INSTRUCTIONS TO FOLLOW:
How many lines of these records hold the string "text"? Reply with the number alone.

DATA TO USE:
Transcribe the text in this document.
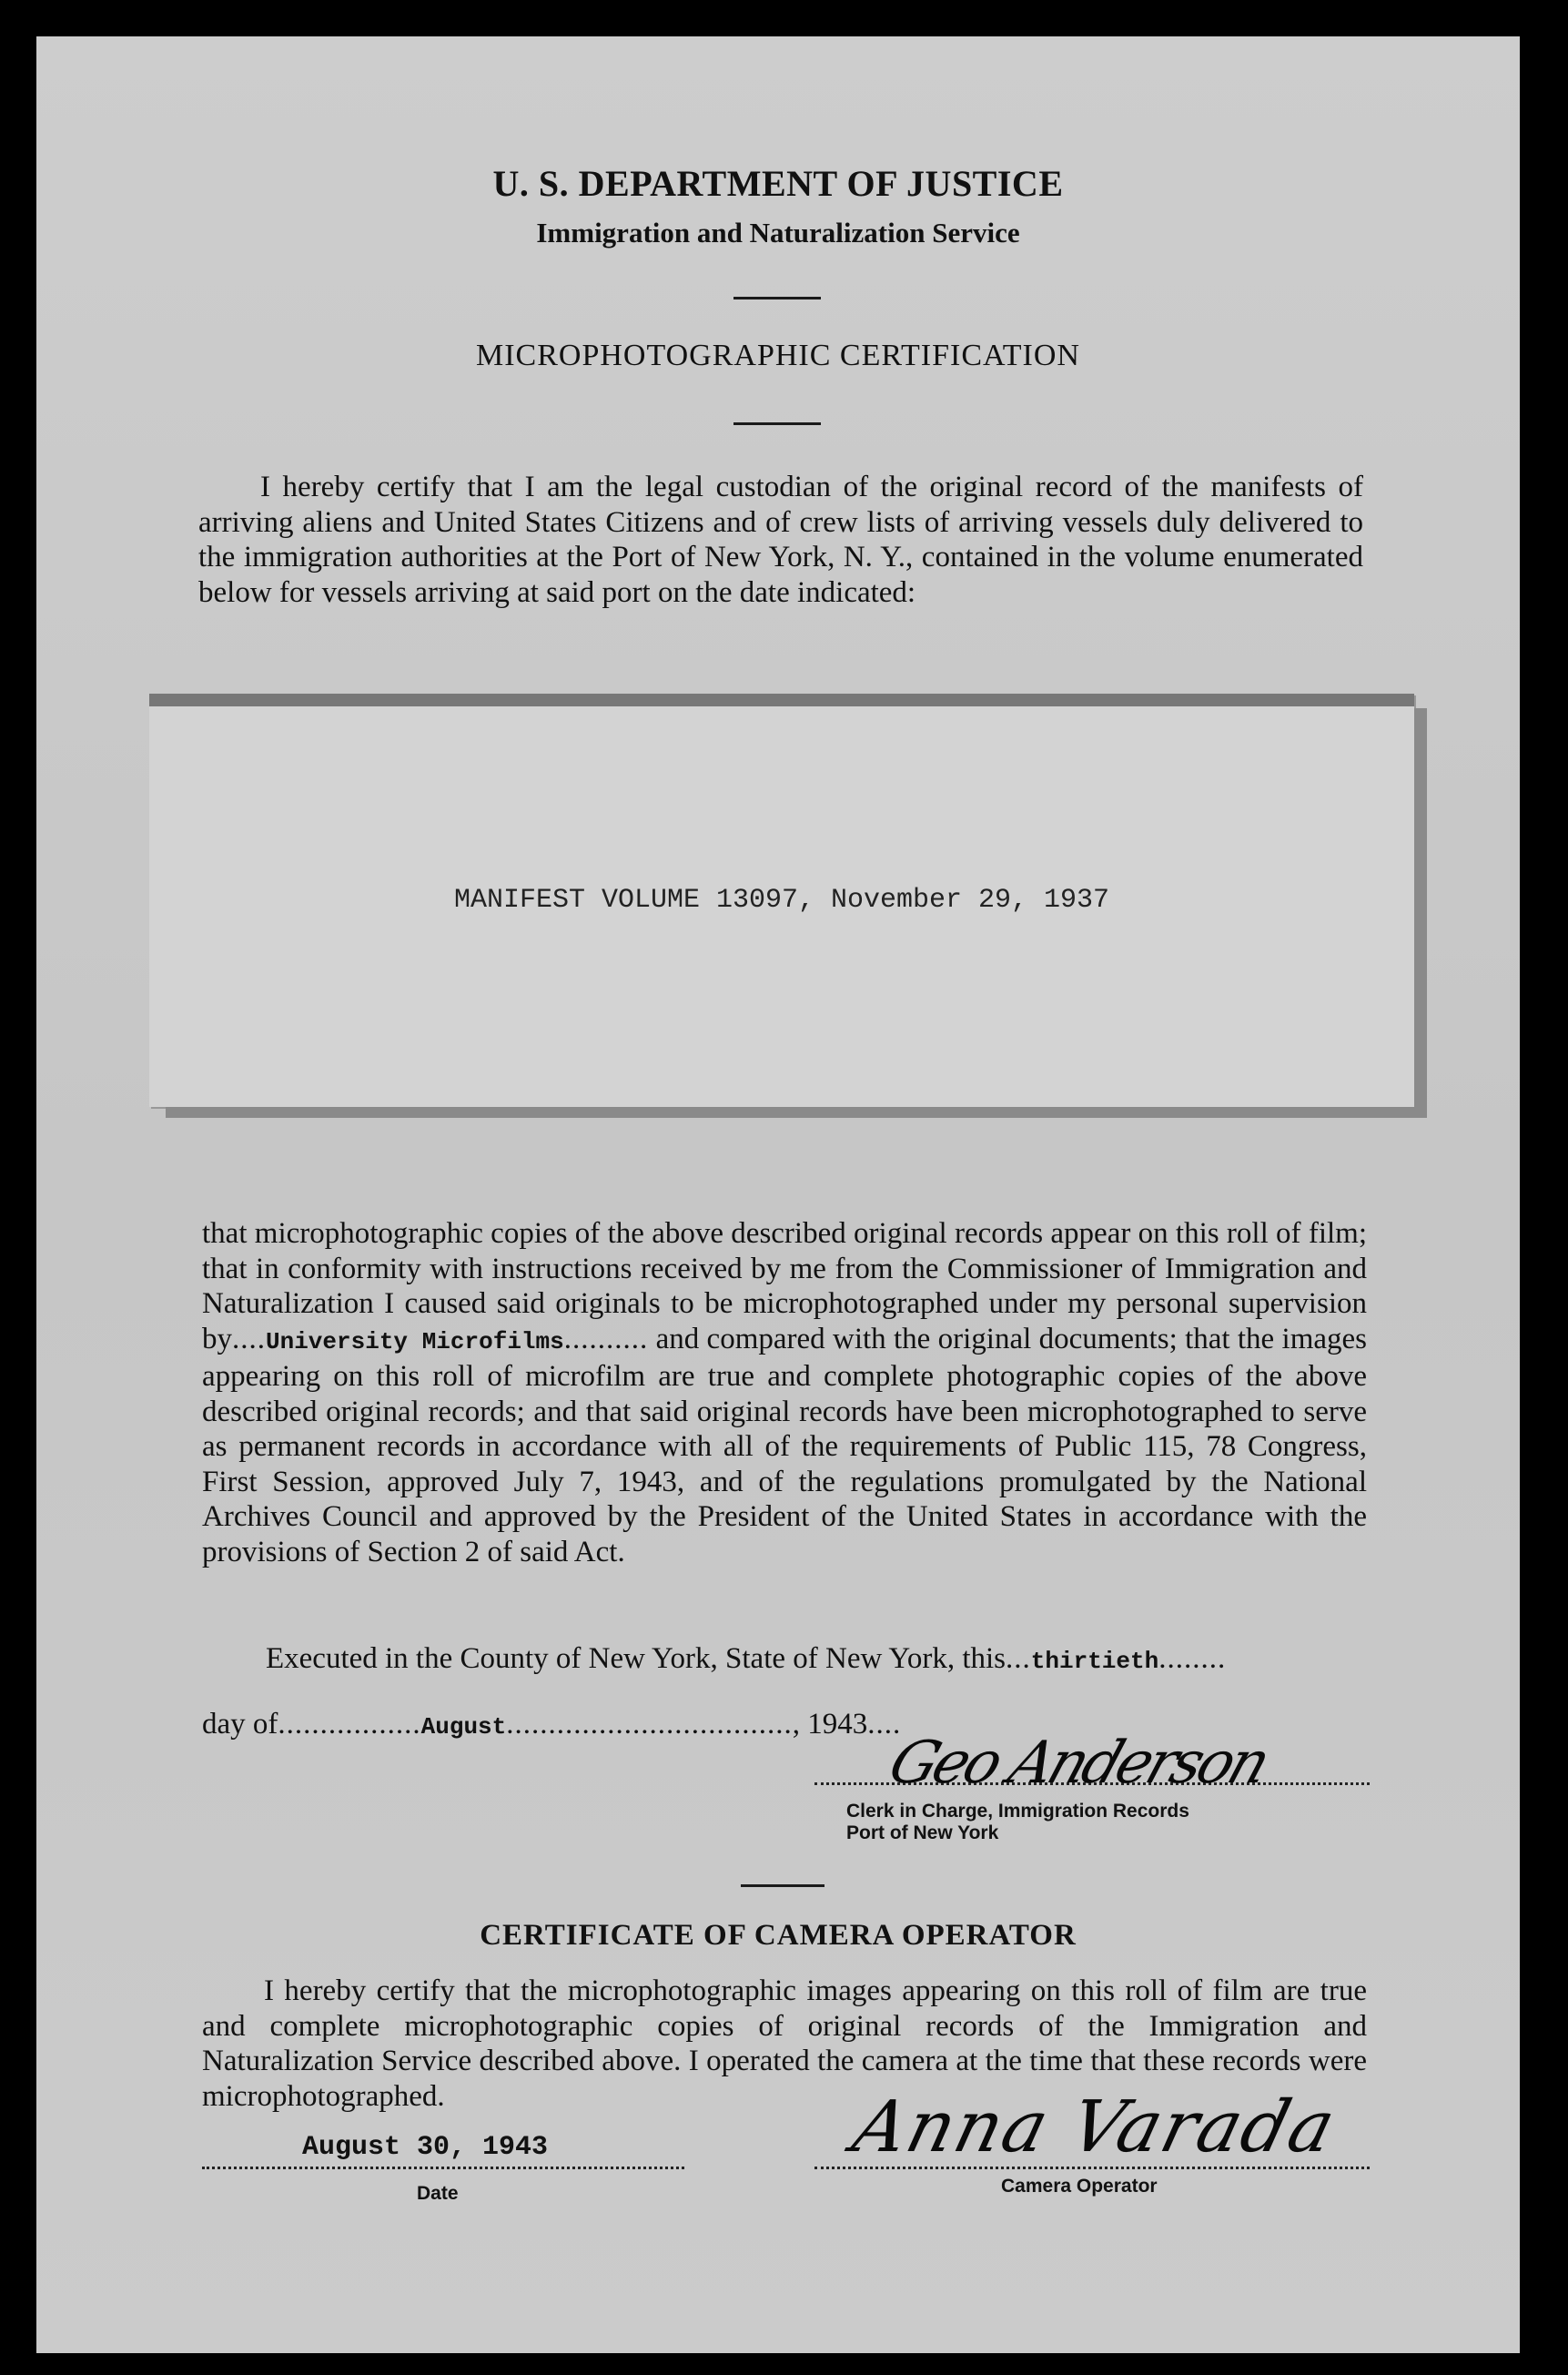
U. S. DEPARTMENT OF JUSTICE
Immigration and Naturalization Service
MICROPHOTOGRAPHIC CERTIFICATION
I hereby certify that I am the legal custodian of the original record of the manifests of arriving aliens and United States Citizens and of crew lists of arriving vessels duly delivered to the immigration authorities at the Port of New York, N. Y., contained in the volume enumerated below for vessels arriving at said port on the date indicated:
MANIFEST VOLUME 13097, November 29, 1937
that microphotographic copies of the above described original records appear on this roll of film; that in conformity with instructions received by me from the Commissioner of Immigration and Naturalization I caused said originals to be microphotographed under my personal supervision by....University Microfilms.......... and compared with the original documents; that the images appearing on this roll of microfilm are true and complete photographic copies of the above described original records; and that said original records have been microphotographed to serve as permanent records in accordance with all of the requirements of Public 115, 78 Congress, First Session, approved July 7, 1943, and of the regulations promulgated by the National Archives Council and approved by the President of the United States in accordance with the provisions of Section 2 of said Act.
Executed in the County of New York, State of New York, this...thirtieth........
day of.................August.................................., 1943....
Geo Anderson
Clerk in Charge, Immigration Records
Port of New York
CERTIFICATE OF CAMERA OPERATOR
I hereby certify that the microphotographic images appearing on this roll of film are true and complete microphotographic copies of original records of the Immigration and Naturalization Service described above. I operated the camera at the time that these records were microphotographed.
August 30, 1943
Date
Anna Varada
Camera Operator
---
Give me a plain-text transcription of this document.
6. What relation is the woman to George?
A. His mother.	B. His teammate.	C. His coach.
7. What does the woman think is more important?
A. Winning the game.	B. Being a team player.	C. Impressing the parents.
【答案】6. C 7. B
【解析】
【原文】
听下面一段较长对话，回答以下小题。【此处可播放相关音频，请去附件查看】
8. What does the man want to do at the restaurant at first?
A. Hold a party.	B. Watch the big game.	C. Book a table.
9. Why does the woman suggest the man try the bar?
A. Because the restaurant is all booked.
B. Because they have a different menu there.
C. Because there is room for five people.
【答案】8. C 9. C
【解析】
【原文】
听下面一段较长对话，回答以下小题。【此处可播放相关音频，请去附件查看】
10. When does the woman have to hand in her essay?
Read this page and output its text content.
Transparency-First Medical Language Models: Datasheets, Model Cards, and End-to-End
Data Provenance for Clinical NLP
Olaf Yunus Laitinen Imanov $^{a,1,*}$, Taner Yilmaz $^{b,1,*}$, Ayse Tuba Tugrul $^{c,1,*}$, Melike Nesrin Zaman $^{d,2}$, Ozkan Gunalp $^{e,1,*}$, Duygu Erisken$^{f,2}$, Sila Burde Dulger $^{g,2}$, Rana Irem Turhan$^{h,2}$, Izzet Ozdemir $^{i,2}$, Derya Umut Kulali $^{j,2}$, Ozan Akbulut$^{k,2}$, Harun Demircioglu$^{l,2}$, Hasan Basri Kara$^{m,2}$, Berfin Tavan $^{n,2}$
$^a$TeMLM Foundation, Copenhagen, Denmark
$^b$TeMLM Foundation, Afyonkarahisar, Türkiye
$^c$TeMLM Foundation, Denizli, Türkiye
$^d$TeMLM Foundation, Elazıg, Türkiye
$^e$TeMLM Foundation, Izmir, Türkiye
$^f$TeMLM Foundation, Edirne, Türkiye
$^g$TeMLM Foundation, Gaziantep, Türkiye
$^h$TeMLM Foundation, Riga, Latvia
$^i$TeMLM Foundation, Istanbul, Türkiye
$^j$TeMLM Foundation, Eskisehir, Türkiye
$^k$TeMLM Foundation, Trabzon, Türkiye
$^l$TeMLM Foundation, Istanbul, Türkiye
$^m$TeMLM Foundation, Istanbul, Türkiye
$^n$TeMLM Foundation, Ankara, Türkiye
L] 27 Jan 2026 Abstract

EXERCISE OUTPUT:
3